Do this
Report the count of lines containing the word "닥스훈트" in the entries below, and nothing more.

Provided material
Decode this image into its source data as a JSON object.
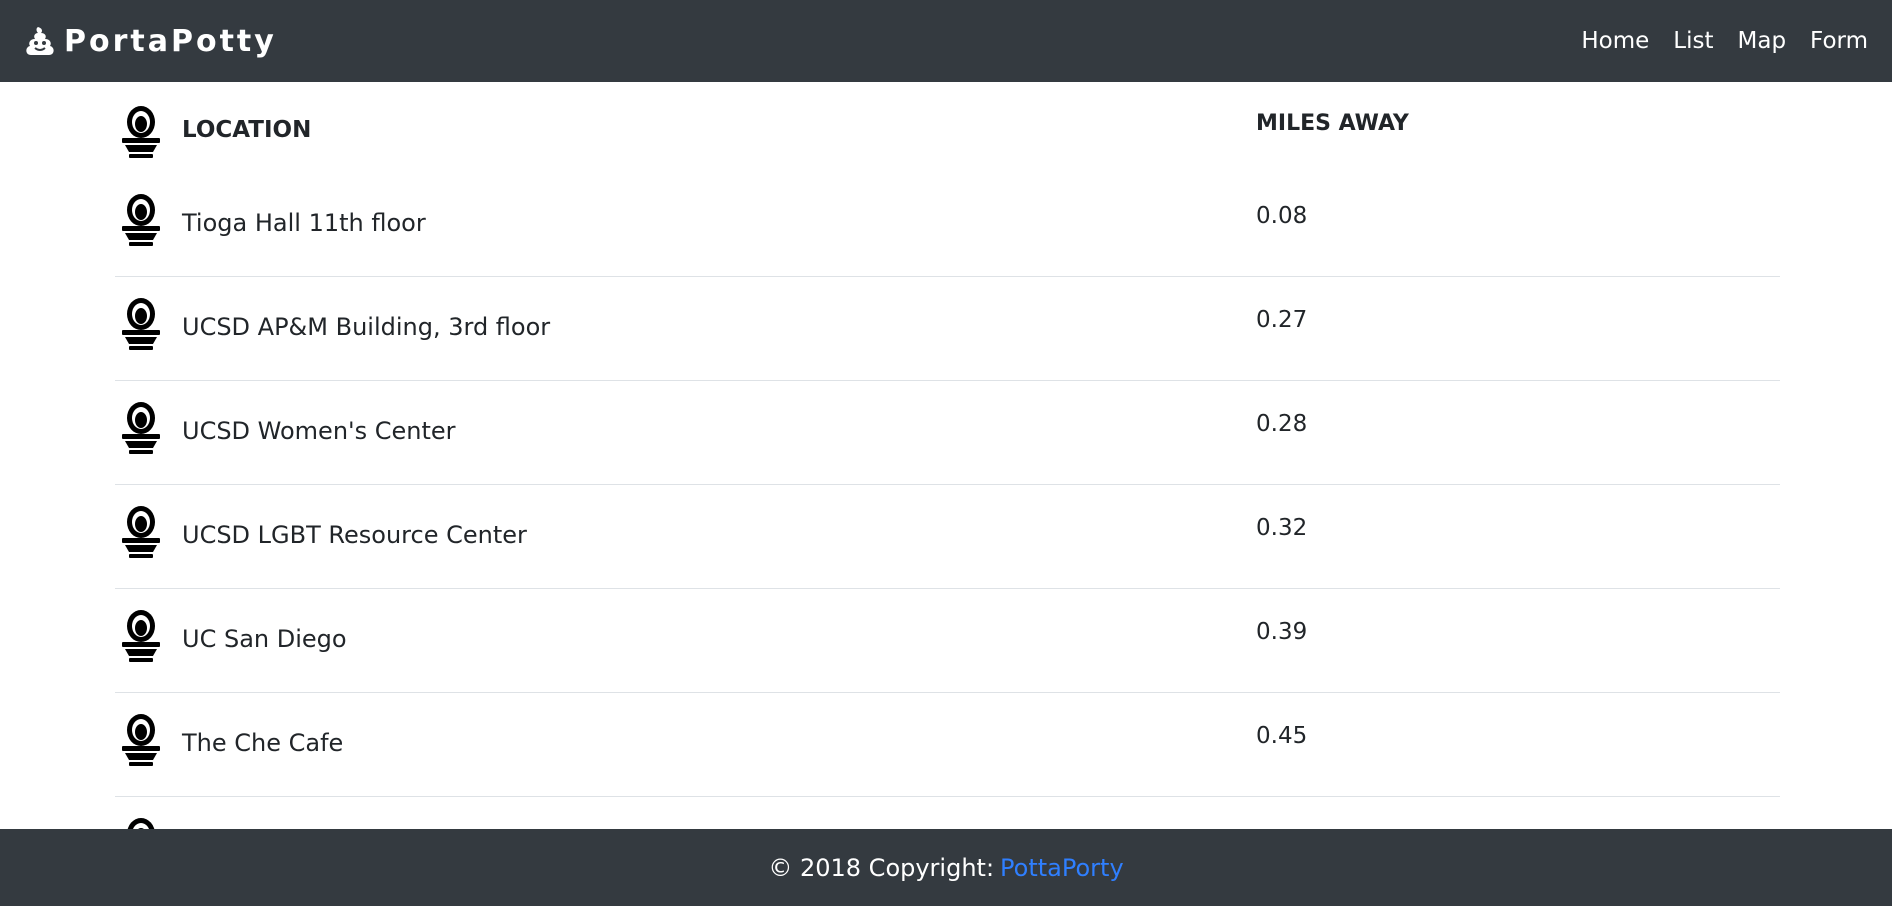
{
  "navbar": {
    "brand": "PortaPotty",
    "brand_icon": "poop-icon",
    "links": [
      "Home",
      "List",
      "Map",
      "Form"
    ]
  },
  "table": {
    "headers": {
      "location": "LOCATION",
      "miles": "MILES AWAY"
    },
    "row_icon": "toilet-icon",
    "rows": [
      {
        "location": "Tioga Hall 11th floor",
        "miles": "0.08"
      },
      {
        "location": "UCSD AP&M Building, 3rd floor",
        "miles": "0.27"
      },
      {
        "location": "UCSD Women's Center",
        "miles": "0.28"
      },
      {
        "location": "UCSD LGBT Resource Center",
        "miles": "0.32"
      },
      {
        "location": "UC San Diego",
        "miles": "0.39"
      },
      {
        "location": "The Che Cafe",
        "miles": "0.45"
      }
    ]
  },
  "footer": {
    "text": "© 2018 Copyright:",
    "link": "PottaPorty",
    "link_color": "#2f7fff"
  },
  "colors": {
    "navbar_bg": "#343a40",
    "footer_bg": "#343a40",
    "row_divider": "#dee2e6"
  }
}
...
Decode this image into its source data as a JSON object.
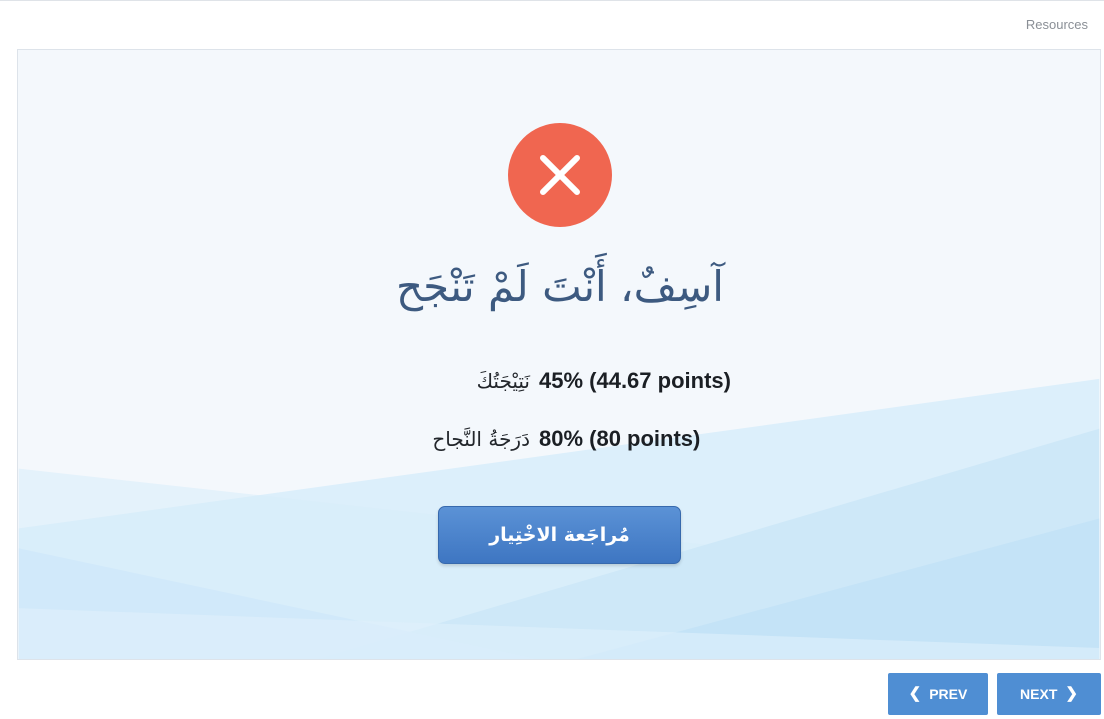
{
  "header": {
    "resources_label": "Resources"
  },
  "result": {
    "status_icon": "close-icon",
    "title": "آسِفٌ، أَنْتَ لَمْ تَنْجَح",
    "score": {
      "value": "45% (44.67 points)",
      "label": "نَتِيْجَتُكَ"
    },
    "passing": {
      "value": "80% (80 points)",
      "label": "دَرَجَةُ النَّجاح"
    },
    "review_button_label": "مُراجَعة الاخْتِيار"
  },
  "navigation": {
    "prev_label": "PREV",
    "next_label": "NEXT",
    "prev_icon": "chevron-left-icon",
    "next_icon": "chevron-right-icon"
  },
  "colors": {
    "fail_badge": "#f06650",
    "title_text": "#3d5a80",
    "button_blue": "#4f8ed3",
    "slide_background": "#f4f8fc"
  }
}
...
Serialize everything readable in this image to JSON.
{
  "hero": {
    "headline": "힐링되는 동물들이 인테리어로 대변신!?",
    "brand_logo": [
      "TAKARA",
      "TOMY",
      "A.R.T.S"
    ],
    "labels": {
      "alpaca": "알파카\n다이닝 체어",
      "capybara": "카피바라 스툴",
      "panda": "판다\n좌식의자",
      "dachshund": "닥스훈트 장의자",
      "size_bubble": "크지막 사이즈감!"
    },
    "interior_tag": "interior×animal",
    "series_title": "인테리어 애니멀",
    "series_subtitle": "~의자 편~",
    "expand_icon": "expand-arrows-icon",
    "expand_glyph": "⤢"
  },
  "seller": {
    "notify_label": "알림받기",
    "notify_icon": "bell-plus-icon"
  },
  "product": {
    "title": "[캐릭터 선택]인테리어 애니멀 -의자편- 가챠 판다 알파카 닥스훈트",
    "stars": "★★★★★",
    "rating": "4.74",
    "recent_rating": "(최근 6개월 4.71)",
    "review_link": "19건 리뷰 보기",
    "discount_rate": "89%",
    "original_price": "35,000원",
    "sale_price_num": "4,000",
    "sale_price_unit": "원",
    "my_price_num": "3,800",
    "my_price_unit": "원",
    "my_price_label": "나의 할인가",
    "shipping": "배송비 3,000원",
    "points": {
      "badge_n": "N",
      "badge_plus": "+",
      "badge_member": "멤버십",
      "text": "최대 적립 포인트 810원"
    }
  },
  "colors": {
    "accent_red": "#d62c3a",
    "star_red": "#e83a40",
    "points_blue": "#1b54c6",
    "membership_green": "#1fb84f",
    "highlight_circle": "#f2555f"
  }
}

Answer for the task
2